# TEXT BLOCK:
Connect Travel’s recent “Staying Connected” virtual roundtable discussion with Canadian tour operators proved to be popular with travel and tourism professionals—more than 200 watched and/or listened to the hour-long presentation, which is hosted by Connect’s TourOperatorLand.com brand.
Those taking part in the panel discussion were:
—Nadine Paulo, vice president, product & procurement, Kensington Tours;
—Sash Munjal, general manager, ShortTrips.ca; and
—Shari Bailey, vice president, Connect Travel and general manager, Connect Travel Events, who served as moderator of the session.
1. Canadians are definitely ready to travel. “Thank god you’re up and operating,” one client told a Canadian tour operator after the latter opened a dozen tours last autumn during a five-week interregnum in the country’s nationwide lock-down and pandemic that brought tourism to a halt and the borders between Canada and the U.S. were closed. While the comment above is not the product of a scientific poll, it and other similar comments tell operators that there is much pent-up demand for travel experiences among Canadians.
2. Canadian operators know that they will have to make some adjustments in their products, and they already have. For instance, in order to comply with social distancing standards and for other health-related protocols, one operator’s tour buses can take only 24 passengers—not 55—as had been the standard prior to the pandemic.
3. It is still a time of learning for operators and their partners—including restaurants and attractions—as operators have to assure travelers that health-and-safety protocols are understood and practiced by everyone involved in a group tour—from drivers, to food servers (“Buffets are long gone.”) to the person who handles baggage and moves it from bus to hotel room.
4. While the notion of recovery is one that both operators and their suppliers hope for, the projections on when it will come has shifted among operators, who had been hoping that they could start moving product early this year. Instead, “once things clear up” means that most operators are hoping for recovery to start sometime this year or in 2022 or even in 2023.

# SUPPLIED ENTRIES:
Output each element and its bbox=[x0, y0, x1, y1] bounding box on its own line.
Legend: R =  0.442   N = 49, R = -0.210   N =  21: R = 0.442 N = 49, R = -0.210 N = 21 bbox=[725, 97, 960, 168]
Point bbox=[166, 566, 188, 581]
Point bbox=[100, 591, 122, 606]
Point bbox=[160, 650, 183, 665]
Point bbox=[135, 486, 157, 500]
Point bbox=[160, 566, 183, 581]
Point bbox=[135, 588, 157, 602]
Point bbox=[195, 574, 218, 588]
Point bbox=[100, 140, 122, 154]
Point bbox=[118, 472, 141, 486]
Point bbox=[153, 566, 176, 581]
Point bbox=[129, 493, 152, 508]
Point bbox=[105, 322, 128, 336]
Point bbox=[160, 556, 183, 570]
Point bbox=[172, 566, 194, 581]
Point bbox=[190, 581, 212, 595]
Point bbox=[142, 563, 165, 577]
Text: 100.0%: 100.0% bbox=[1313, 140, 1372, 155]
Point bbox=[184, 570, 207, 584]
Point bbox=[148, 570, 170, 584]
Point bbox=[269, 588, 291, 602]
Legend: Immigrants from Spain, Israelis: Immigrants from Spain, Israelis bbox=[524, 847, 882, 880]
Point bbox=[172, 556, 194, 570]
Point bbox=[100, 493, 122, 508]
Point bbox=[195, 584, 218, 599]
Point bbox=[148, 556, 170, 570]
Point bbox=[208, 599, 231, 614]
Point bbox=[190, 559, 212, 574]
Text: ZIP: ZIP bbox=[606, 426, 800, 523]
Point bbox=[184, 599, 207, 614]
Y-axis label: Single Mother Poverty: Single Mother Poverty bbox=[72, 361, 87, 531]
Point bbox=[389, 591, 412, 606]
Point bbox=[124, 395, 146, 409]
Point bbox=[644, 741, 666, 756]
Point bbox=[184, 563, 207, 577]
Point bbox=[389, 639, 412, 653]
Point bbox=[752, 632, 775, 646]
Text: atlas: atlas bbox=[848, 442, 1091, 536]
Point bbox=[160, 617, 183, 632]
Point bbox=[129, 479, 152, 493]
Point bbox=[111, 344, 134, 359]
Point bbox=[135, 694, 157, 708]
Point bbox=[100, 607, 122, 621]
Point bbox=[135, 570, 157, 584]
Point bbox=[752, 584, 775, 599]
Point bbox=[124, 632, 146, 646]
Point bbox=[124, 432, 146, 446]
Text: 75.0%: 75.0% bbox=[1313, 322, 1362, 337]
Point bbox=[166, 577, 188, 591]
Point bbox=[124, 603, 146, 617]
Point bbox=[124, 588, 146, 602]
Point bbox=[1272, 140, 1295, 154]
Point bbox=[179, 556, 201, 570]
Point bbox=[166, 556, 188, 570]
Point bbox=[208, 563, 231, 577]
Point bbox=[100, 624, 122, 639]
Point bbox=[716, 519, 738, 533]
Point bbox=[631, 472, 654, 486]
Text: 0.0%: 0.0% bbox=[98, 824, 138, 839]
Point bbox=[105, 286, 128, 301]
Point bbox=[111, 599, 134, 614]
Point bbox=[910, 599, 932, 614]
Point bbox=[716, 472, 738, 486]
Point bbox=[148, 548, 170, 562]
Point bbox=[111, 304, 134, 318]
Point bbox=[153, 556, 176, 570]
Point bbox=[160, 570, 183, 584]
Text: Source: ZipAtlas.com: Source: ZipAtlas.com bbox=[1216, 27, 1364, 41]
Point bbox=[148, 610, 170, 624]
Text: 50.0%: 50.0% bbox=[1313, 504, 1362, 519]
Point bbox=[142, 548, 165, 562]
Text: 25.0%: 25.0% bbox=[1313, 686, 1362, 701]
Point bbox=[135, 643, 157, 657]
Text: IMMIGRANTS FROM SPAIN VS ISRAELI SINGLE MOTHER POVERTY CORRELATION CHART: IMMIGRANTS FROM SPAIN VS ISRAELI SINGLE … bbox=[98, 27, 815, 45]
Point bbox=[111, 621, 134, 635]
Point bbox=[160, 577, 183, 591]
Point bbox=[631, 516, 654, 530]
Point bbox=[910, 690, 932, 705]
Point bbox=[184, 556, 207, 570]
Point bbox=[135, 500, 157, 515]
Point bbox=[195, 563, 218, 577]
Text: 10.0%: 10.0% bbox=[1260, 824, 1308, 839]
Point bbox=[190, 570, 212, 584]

# ASSIGNMENT 1:
In the roundtable text, why can one operator's tour buses now carry only 24 passengers instead of the earlier 55?
# ASSIGNMENT 2:
In the roundtable text, edit the passage starting with "Connect Travel’s recent" and going on through "of the session.", replacing "moderator" with "facilitator".

# RESPONSE 1:
The operator reduced capacity from 55 to 24 passengers to comply with social distancing standards and other health-related protocols.

# RESPONSE 2:
Connect Travel’s recent “Staying Connected” virtual roundtable discussion with Canadian tour operators proved to be popular with travel and tourism professionals—more than 200 watched and/or listened to the hour-long presentation, which is hosted by Connect’s TourOperatorLand.com brand.
Those taking part in the panel discussion were:
—Nadine Paulo, vice president, product & procurement, Kensington Tours;
—Sash Munjal, general manager, ShortTrips.ca; and
—Shari Bailey, vice president, Connect Travel and general manager, Connect Travel Events, who served as facilitator of the session.